■ **Page**
╔══

Comment ne pas revenir une fois encore sur Jean-Pierre Joüet à la tête des Chantiers de Sartrouville où sont nés nombre de voiliers populaires dont les succès ont largement fait connaître et apprécier la pratique de la voile.

Tandis qu’il bataillait ferme pour la croissance du salon nautique et de l’organisation de la profession à travers la F.I.N, il a tenté de rapprocher les trois leaders de l’époque Joüet – Lavanerre – Arcoa pour les réunir au sein de Yachting France, société destinée à rassembler les trois acteurs majeurs pour créer une dynamique exportatrice déjà indispensable à l’expansion du secteur, aux yeux de ce visionnaire.

Mal lui en a pris. Il a subi la dure loi du « On à toujours tort d’avoir raison trop tôt ».

╚══

Positions des éléments:

╔══

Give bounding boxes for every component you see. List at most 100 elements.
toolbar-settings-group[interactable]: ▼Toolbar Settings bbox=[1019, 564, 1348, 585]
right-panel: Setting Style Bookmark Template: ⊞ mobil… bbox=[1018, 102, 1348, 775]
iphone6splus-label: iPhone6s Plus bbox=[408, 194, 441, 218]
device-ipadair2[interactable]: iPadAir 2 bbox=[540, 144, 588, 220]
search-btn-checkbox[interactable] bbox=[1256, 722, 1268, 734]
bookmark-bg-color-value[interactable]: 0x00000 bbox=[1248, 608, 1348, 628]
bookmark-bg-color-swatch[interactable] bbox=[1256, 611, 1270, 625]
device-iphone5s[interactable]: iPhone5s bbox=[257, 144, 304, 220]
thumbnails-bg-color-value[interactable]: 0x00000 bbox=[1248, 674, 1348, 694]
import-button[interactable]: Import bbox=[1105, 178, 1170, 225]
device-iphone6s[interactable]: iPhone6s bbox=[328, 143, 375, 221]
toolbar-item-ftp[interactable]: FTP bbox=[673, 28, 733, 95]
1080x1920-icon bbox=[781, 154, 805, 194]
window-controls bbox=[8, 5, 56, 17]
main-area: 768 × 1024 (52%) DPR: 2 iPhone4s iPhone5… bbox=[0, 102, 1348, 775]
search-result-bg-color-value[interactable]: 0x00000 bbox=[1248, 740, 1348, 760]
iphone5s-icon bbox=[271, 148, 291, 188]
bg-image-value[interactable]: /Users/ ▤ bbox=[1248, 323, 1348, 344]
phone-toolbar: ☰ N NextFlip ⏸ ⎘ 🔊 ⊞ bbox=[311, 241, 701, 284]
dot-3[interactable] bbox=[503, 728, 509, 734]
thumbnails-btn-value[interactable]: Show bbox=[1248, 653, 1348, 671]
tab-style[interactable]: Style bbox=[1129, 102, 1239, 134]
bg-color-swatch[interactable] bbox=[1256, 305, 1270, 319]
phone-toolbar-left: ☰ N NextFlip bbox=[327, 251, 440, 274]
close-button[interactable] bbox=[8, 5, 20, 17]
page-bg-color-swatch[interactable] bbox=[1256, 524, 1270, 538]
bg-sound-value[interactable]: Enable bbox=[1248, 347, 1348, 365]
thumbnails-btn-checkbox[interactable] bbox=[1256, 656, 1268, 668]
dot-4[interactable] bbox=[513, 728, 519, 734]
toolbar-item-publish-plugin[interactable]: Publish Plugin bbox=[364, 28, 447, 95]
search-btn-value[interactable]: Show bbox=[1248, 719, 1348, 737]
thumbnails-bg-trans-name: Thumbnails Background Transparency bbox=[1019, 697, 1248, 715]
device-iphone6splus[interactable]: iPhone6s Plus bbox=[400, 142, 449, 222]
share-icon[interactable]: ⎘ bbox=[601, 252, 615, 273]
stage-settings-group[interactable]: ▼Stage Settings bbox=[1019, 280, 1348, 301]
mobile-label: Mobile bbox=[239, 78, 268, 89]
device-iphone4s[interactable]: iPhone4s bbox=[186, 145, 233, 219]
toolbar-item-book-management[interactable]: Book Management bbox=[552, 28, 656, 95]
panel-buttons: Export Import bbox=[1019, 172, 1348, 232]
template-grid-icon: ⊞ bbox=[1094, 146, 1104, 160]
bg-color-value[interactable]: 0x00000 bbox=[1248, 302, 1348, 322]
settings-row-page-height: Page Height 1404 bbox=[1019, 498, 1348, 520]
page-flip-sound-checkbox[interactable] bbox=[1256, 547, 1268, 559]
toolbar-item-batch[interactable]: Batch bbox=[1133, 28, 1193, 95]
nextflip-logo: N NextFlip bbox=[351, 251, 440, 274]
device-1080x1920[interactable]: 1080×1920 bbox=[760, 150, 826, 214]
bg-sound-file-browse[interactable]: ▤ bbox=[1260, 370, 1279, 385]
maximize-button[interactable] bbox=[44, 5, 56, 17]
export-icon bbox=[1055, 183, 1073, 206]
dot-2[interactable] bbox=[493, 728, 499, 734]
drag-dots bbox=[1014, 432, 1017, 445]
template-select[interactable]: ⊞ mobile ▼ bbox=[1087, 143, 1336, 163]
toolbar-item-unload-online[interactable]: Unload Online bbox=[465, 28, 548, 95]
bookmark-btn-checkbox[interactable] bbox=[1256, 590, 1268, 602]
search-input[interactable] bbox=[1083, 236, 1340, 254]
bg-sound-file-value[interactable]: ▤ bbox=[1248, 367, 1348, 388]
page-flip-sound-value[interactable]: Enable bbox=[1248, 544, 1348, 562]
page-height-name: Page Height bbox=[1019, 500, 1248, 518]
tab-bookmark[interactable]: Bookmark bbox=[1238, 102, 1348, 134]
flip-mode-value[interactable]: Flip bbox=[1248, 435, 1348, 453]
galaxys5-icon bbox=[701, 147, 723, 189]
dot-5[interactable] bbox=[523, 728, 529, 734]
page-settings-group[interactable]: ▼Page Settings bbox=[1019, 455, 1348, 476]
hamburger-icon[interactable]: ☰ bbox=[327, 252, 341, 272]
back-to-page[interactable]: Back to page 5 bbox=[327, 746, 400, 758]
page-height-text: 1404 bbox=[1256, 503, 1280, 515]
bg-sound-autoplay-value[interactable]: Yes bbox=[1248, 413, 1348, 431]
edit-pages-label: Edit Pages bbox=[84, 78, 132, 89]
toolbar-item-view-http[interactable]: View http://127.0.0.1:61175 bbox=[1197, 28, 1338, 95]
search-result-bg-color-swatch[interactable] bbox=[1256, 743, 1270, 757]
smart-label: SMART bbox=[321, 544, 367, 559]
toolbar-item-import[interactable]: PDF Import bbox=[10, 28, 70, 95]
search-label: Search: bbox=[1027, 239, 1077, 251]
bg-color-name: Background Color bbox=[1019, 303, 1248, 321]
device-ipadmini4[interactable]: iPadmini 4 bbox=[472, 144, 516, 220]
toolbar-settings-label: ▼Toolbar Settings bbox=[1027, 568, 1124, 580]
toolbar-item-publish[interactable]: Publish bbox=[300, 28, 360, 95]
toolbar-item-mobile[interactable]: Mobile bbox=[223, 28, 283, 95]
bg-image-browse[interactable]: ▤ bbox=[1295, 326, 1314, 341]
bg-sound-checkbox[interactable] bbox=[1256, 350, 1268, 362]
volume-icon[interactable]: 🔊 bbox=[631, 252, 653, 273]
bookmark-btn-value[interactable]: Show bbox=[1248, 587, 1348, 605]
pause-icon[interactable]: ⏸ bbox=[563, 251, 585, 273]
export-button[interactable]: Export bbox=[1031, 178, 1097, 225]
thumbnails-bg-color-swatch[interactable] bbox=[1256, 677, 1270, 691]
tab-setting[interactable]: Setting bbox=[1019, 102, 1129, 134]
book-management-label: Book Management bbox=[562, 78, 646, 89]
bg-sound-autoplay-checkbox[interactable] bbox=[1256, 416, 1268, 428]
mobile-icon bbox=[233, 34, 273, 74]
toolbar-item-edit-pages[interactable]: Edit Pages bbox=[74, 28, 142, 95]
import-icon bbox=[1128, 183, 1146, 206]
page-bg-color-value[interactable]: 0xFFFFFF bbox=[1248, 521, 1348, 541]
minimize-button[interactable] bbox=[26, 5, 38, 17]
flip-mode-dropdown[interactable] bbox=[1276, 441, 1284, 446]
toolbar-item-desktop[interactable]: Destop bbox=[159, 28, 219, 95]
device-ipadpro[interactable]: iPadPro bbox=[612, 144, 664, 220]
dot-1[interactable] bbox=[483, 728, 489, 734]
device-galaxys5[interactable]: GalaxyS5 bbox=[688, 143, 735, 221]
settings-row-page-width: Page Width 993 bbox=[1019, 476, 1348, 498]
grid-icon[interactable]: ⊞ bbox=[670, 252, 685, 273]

╚══
╔══

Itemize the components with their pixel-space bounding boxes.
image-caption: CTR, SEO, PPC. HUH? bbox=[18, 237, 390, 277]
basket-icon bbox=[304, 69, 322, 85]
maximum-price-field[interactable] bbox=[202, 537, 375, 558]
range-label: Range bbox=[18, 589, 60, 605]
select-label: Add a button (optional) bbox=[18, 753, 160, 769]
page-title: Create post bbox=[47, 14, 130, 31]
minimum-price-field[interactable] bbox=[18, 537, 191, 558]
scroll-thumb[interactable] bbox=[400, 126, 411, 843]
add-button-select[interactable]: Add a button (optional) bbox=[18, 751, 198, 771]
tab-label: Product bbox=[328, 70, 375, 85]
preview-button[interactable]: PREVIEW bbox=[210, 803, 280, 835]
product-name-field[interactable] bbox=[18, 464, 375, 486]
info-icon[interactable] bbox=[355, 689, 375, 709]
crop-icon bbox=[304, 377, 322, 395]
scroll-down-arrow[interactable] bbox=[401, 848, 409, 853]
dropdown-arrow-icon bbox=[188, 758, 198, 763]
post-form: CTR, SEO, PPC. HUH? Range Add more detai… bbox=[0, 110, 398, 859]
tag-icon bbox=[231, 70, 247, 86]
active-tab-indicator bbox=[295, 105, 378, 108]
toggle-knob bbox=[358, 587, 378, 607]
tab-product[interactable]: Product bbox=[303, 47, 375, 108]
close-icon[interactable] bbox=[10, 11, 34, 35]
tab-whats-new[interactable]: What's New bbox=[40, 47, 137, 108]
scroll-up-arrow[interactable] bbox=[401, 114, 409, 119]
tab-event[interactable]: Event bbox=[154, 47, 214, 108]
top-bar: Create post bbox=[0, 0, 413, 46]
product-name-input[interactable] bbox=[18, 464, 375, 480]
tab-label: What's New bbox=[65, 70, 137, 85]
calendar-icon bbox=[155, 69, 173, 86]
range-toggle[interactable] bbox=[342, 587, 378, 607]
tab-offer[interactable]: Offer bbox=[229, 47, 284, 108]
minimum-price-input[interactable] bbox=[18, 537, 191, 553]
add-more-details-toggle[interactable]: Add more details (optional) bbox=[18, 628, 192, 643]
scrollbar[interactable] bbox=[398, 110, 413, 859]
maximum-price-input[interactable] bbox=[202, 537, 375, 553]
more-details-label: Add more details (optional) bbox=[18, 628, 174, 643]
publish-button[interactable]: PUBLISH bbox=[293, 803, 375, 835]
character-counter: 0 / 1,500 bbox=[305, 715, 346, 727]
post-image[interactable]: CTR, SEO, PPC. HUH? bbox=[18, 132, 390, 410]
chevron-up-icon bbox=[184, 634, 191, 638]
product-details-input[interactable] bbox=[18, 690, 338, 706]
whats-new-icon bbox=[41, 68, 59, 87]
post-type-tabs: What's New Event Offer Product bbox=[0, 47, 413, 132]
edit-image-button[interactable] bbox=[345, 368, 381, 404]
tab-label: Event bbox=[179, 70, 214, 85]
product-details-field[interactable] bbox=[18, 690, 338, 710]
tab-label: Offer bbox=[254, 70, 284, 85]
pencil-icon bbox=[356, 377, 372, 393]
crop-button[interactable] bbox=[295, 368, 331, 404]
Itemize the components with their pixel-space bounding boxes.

╚══

■ **Consigne 1**
D'après le texte sur Jean-Pierre Joüet, pourquoi a-t-il voulu réunir Joüet, Lavanerre et Arcoa au sein de Yachting France ?
■ **Consigne 2**
Pourriez-vous reprendre le texte sur Jean-Pierre Joüet et le poursuivre après sa dernière phrase ?

■ **Réponse 1**
Il voulait rassembler ces trois acteurs majeurs afin de créer une dynamique exportatrice. Il la jugeait déjà indispensable à l'expansion du secteur.

■ **Réponse 2**
Aussitôt l’entité Yachting France mise sur pieds, Jean Pierre Joüet se retrouve sans emploi. Il n’est plus le dirigeant des Chantiers Joüet, ni de Yachting France. Alors il change de métier, fonde la Société OIP devenu rapidement un organisateur de salons important avec à son actif la création de la FIAC, du Salon du Livre, de celui de la Voiture de Course et un peu plus tard –juste retour des choses- il redeviendra l’organisateur éclairé du Salon Nautique de Paris. Il vendra, plus tard, sa société à Reed, premier organisateur du Salon au Monde, qui poursuivra avec des moyens accrus et des talents nouveaux son expansion et son évolution.

Jean-Pierre Jouët restera, dans la mémoire de tous ceux qui l’ont connu comme un humaniste, un visionnaire, un organisateur exemplaire et, sans nul doute, un des artisans les plus remarquables de l’exception du nautisme français.

Vous ne pouvez certes pas évoquer tous les acteurs de ce métier de la Plaisance mais parlez nous un peu de la saga Bénéteau.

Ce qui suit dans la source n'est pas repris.